■ Entries shown ■
= = = = =

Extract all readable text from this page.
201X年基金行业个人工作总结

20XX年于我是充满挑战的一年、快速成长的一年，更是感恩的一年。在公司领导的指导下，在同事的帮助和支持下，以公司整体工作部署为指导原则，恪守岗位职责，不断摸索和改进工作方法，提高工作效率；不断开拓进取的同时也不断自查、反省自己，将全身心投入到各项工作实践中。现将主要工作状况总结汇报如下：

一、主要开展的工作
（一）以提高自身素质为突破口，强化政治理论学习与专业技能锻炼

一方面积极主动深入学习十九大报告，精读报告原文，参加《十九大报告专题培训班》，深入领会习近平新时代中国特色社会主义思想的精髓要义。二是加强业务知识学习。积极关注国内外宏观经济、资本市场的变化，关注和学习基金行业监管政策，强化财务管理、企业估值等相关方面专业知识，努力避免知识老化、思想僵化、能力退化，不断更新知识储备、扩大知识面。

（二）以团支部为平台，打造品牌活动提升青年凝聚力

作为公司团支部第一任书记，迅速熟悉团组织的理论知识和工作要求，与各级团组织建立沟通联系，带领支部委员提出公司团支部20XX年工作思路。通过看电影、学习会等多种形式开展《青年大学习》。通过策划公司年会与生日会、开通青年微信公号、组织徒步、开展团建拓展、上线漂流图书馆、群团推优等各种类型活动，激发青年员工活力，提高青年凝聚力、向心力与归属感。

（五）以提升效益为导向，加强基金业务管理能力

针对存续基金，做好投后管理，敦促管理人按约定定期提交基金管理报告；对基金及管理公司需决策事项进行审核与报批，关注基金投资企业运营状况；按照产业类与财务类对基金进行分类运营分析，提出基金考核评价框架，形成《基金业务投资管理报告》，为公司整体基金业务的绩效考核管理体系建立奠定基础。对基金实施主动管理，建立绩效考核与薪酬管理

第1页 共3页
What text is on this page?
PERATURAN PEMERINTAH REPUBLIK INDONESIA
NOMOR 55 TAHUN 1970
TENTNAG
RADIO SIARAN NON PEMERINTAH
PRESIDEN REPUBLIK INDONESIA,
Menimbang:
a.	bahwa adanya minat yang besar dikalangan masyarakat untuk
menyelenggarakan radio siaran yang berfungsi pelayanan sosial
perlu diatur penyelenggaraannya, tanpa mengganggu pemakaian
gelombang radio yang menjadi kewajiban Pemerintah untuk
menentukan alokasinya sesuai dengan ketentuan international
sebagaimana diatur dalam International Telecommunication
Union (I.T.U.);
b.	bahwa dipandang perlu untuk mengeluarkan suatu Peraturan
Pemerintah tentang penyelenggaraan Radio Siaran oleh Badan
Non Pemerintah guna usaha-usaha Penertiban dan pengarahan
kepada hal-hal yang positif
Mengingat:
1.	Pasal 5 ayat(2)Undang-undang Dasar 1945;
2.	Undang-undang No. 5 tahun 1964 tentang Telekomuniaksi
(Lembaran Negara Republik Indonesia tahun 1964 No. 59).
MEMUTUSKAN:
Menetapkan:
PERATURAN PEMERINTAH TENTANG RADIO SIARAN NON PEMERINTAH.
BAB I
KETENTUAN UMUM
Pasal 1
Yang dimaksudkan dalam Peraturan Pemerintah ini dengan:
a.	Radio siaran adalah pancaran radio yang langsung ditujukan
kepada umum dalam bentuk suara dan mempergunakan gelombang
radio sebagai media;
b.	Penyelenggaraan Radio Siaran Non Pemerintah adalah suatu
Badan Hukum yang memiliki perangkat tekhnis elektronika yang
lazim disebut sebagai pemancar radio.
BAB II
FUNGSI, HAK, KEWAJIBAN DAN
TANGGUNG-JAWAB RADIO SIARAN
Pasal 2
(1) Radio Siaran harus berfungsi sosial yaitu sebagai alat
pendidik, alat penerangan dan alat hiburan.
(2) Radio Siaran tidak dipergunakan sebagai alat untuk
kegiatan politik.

= = = = =

■ Given exercise ■
Reproduce all the records precisely.

■ The reply ■
Extract all readable text from this page.
201X年基金行业个人工作总结

20XX年于我是充满挑战的一年、快速成长的一年，更是感恩的一年。在公司领导的指导下，在同事的帮助和支持下，以公司整体工作部署为指导原则，恪守岗位职责，不断摸索和改进工作方法，提高工作效率；不断开拓进取的同时也不断自查、反省自己，将全身心投入到各项工作实践中。现将主要工作状况总结汇报如下：

一、主要开展的工作
（一）以提高自身素质为突破口，强化政治理论学习与专业技能锻炼

一方面积极主动深入学习十九大报告，精读报告原文，参加《十九大报告专题培训班》，深入领会习近平新时代中国特色社会主义思想的精髓要义。二是加强业务知识学习。积极关注国内外宏观经济、资本市场的变化，关注和学习基金行业监管政策，强化财务管理、企业估值等相关方面专业知识，努力避免知识老化、思想僵化、能力退化，不断更新知识储备、扩大知识面。

（二）以团支部为平台，打造品牌活动提升青年凝聚力

作为公司团支部第一任书记，迅速熟悉团组织的理论知识和工作要求，与各级团组织建立沟通联系，带领支部委员提出公司团支部20XX年工作思路。通过看电影、学习会等多种形式开展《青年大学习》。通过策划公司年会与生日会、开通青年微信公号、组织徒步、开展团建拓展、上线漂流图书馆、群团推优等各种类型活动，激发青年员工活力，提高青年凝聚力、向心力与归属感。

（五）以提升效益为导向，加强基金业务管理能力

针对存续基金，做好投后管理，敦促管理人按约定定期提交基金管理报告；对基金及管理公司需决策事项进行审核与报批，关注基金投资企业运营状况；按照产业类与财务类对基金进行分类运营分析，提出基金考核评价框架，形成《基金业务投资管理报告》，为公司整体基金业务的绩效考核管理体系建立奠定基础。对基金实施主动管理，建立绩效考核与薪酬管理

第1页 共3页
What text is on this page?
PERATURAN PEMERINTAH REPUBLIK INDONESIA
NOMOR 55 TAHUN 1970
TENTNAG
RADIO SIARAN NON PEMERINTAH
PRESIDEN REPUBLIK INDONESIA,
Menimbang:
a.	bahwa adanya minat yang besar dikalangan masyarakat untuk
menyelenggarakan radio siaran yang berfungsi pelayanan sosial
perlu diatur penyelenggaraannya, tanpa mengganggu pemakaian
gelombang radio yang menjadi kewajiban Pemerintah untuk
menentukan alokasinya sesuai dengan ketentuan international
sebagaimana diatur dalam International Telecommunication
Union (I.T.U.);
b.	bahwa dipandang perlu untuk mengeluarkan suatu Peraturan
Pemerintah tentang penyelenggaraan Radio Siaran oleh Badan
Non Pemerintah guna usaha-usaha Penertiban dan pengarahan
kepada hal-hal yang positif
Mengingat:
1.	Pasal 5 ayat(2)Undang-undang Dasar 1945;
2.	Undang-undang No. 5 tahun 1964 tentang Telekomuniaksi
(Lembaran Negara Republik Indonesia tahun 1964 No. 59).
MEMUTUSKAN:
Menetapkan:
PERATURAN PEMERINTAH TENTANG RADIO SIARAN NON PEMERINTAH.
BAB I
KETENTUAN UMUM
Pasal 1
Yang dimaksudkan dalam Peraturan Pemerintah ini dengan:
a.	Radio siaran adalah pancaran radio yang langsung ditujukan
kepada umum dalam bentuk suara dan mempergunakan gelombang
radio sebagai media;
b.	Penyelenggaraan Radio Siaran Non Pemerintah adalah suatu
Badan Hukum yang memiliki perangkat tekhnis elektronika yang
lazim disebut sebagai pemancar radio.
BAB II
FUNGSI, HAK, KEWAJIBAN DAN
TANGGUNG-JAWAB RADIO SIARAN
Pasal 2
(1) Radio Siaran harus berfungsi sosial yaitu sebagai alat
pendidik, alat penerangan dan alat hiburan.
(2) Radio Siaran tidak dipergunakan sebagai alat untuk
kegiatan politik.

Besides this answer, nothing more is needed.